[Figure contents as structured data]
───

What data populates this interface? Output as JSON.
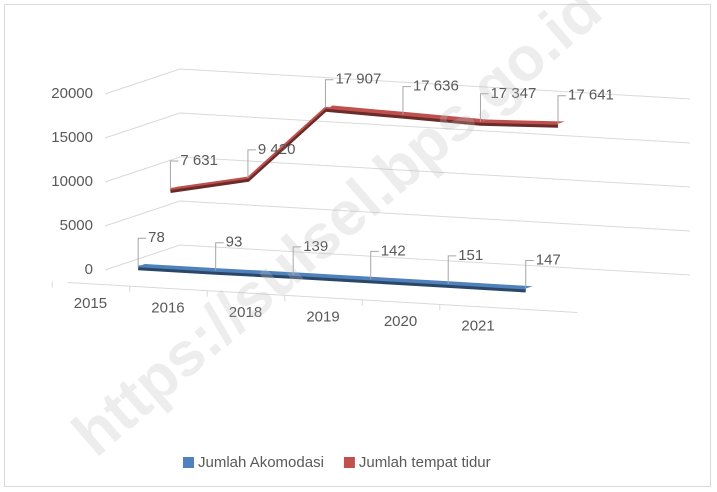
{
  "chart_data": {
    "type": "line3d",
    "categories": [
      "2015",
      "2016",
      "2018",
      "2019",
      "2020",
      "2021"
    ],
    "series": [
      {
        "name": "Jumlah Akomodasi",
        "color": "#4f81bd",
        "values": [
          78,
          93,
          139,
          142,
          151,
          147
        ],
        "value_labels": [
          "78",
          "93",
          "139",
          "142",
          "151",
          "147"
        ]
      },
      {
        "name": "Jumlah tempat tidur",
        "color": "#c0504d",
        "values": [
          7631,
          9420,
          17907,
          17636,
          17347,
          17641
        ],
        "value_labels": [
          "7 631",
          "9 420",
          "17 907",
          "17 636",
          "17 347",
          "17 641"
        ]
      }
    ],
    "ylim": [
      0,
      20000
    ],
    "yticks": [
      0,
      5000,
      10000,
      15000,
      20000
    ],
    "grid": true,
    "legend": "bottom",
    "watermark": "https://sulsel.bps.go.id"
  }
}
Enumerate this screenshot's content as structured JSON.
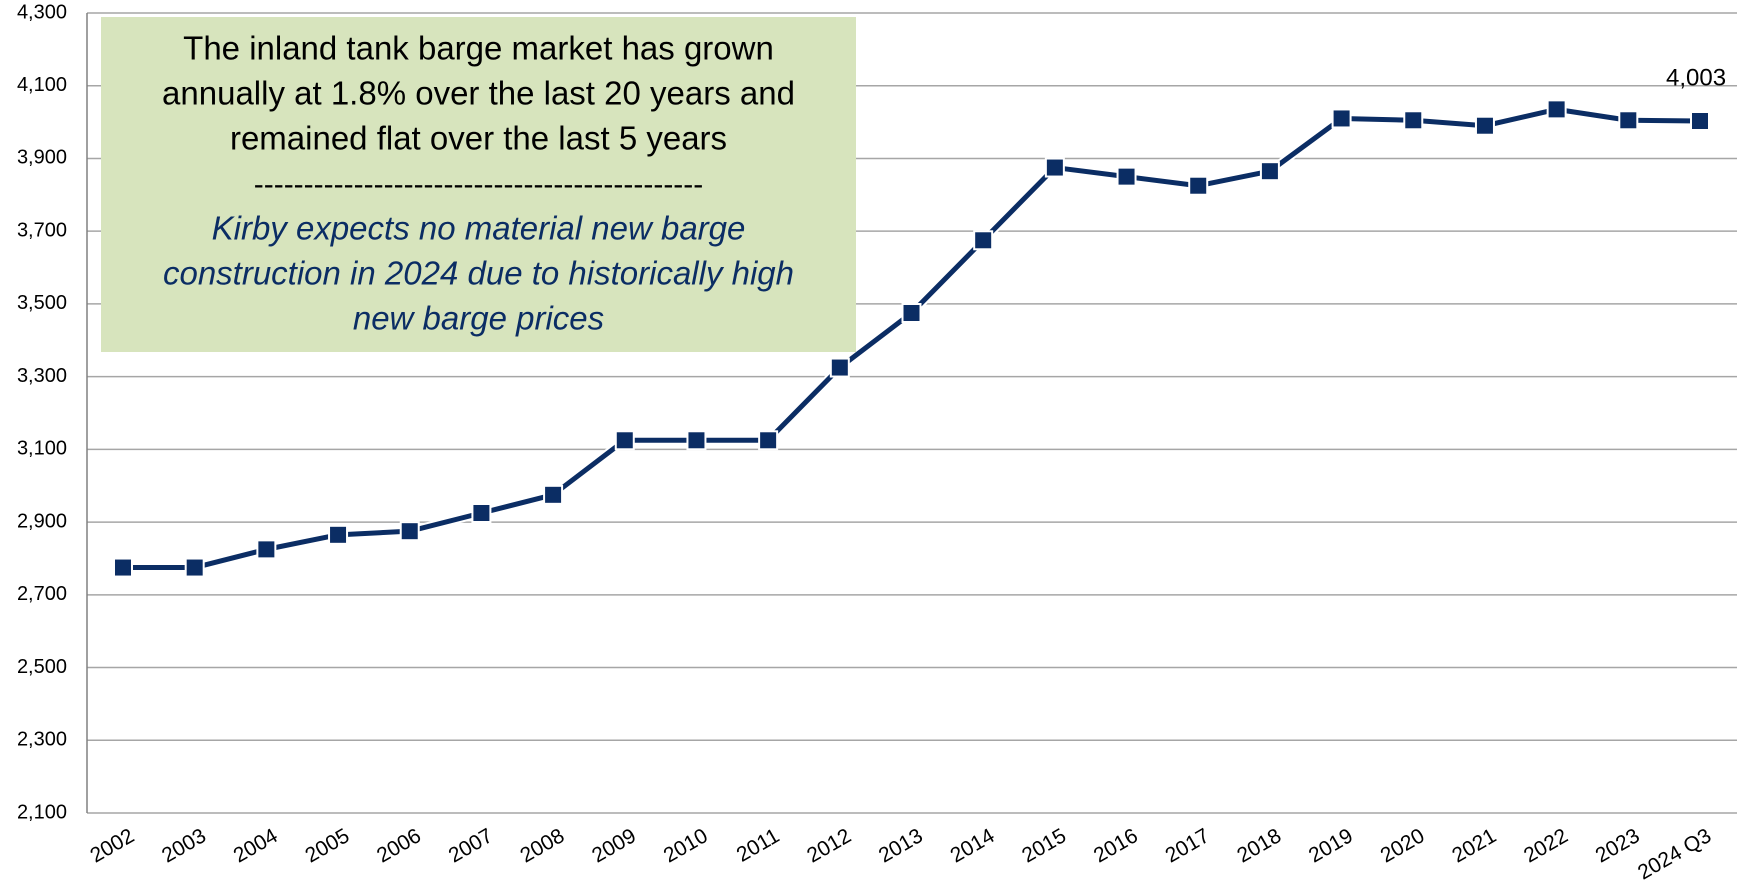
{
  "chart_data": {
    "type": "line",
    "categories": [
      "2002",
      "2003",
      "2004",
      "2005",
      "2006",
      "2007",
      "2008",
      "2009",
      "2010",
      "2011",
      "2012",
      "2013",
      "2014",
      "2015",
      "2016",
      "2017",
      "2018",
      "2019",
      "2020",
      "2021",
      "2022",
      "2023",
      "2024 Q3"
    ],
    "series": [
      {
        "color": "#0b2d64",
        "values": [
          2775,
          2775,
          2825,
          2865,
          2875,
          2925,
          2975,
          3125,
          3125,
          3125,
          3325,
          3475,
          3675,
          3875,
          3850,
          3825,
          3865,
          4010,
          4005,
          3990,
          4035,
          4005,
          4003
        ],
        "value_labels": [
          null,
          null,
          null,
          null,
          null,
          null,
          null,
          null,
          null,
          null,
          null,
          null,
          null,
          null,
          null,
          null,
          null,
          null,
          null,
          null,
          null,
          null,
          "4,003"
        ]
      }
    ],
    "ylim": [
      2100,
      4300
    ],
    "yticks": [
      {
        "value": 2100,
        "label": "2,100"
      },
      {
        "value": 2300,
        "label": "2,300"
      },
      {
        "value": 2500,
        "label": "2,500"
      },
      {
        "value": 2700,
        "label": "2,700"
      },
      {
        "value": 2900,
        "label": "2,900"
      },
      {
        "value": 3100,
        "label": "3,100"
      },
      {
        "value": 3300,
        "label": "3,300"
      },
      {
        "value": 3500,
        "label": "3,500"
      },
      {
        "value": 3700,
        "label": "3,700"
      },
      {
        "value": 3900,
        "label": "3,900"
      },
      {
        "value": 4100,
        "label": "4,100"
      },
      {
        "value": 4300,
        "label": "4,300"
      }
    ],
    "grid": true,
    "annotation": {
      "lines": [
        "The inland tank barge market has grown",
        "annually at 1.8% over the last 20 years and",
        "remained flat over the last 5 years"
      ],
      "separator": "---------------------------------------------",
      "note_lines": [
        "Kirby expects no material new barge",
        "construction in 2024 due to historically high",
        "new barge prices"
      ]
    }
  }
}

───

OBJECTIVE: Every record above should be transcribed exactly; the pictures stay out of the copy.

OUTPUT OF THE TASK:
What data populates this interface? Output as JSON.
{
  "chart_data": {
    "type": "line3d",
    "categories": [
      "2015",
      "2016",
      "2018",
      "2019",
      "2020",
      "2021"
    ],
    "series": [
      {
        "name": "Jumlah Akomodasi",
        "color": "#4f81bd",
        "values": [
          78,
          93,
          139,
          142,
          151,
          147
        ],
        "value_labels": [
          "78",
          "93",
          "139",
          "142",
          "151",
          "147"
        ]
      },
      {
        "name": "Jumlah tempat tidur",
        "color": "#c0504d",
        "values": [
          7631,
          9420,
          17907,
          17636,
          17347,
          17641
        ],
        "value_labels": [
          "7 631",
          "9 420",
          "17 907",
          "17 636",
          "17 347",
          "17 641"
        ]
      }
    ],
    "ylim": [
      0,
      20000
    ],
    "yticks": [
      0,
      5000,
      10000,
      15000,
      20000
    ],
    "grid": true,
    "legend": "bottom",
    "watermark": "https://sulsel.bps.go.id"
  }
}
Enumerate this screenshot's content as structured JSON.
{
  "chart_data": {
    "type": "line",
    "categories": [
      "2002",
      "2003",
      "2004",
      "2005",
      "2006",
      "2007",
      "2008",
      "2009",
      "2010",
      "2011",
      "2012",
      "2013",
      "2014",
      "2015",
      "2016",
      "2017",
      "2018",
      "2019",
      "2020",
      "2021",
      "2022",
      "2023",
      "2024 Q3"
    ],
    "series": [
      {
        "color": "#0b2d64",
        "values": [
          2775,
          2775,
          2825,
          2865,
          2875,
          2925,
          2975,
          3125,
          3125,
          3125,
          3325,
          3475,
          3675,
          3875,
          3850,
          3825,
          3865,
          4010,
          4005,
          3990,
          4035,
          4005,
          4003
        ],
        "value_labels": [
          null,
          null,
          null,
          null,
          null,
          null,
          null,
          null,
          null,
          null,
          null,
          null,
          null,
          null,
          null,
          null,
          null,
          null,
          null,
          null,
          null,
          null,
          "4,003"
        ]
      }
    ],
    "ylim": [
      2100,
      4300
    ],
    "yticks": [
      {
        "value": 2100,
        "label": "2,100"
      },
      {
        "value": 2300,
        "label": "2,300"
      },
      {
        "value": 2500,
        "label": "2,500"
      },
      {
        "value": 2700,
        "label": "2,700"
      },
      {
        "value": 2900,
        "label": "2,900"
      },
      {
        "value": 3100,
        "label": "3,100"
      },
      {
        "value": 3300,
        "label": "3,300"
      },
      {
        "value": 3500,
        "label": "3,500"
      },
      {
        "value": 3700,
        "label": "3,700"
      },
      {
        "value": 3900,
        "label": "3,900"
      },
      {
        "value": 4100,
        "label": "4,100"
      },
      {
        "value": 4300,
        "label": "4,300"
      }
    ],
    "grid": true,
    "annotation": {
      "lines": [
        "The inland tank barge market has grown",
        "annually at 1.8% over the last 20 years and",
        "remained flat over the last 5 years"
      ],
      "separator": "---------------------------------------------",
      "note_lines": [
        "Kirby expects no material new barge",
        "construction in 2024 due to historically high",
        "new barge prices"
      ]
    }
  }
}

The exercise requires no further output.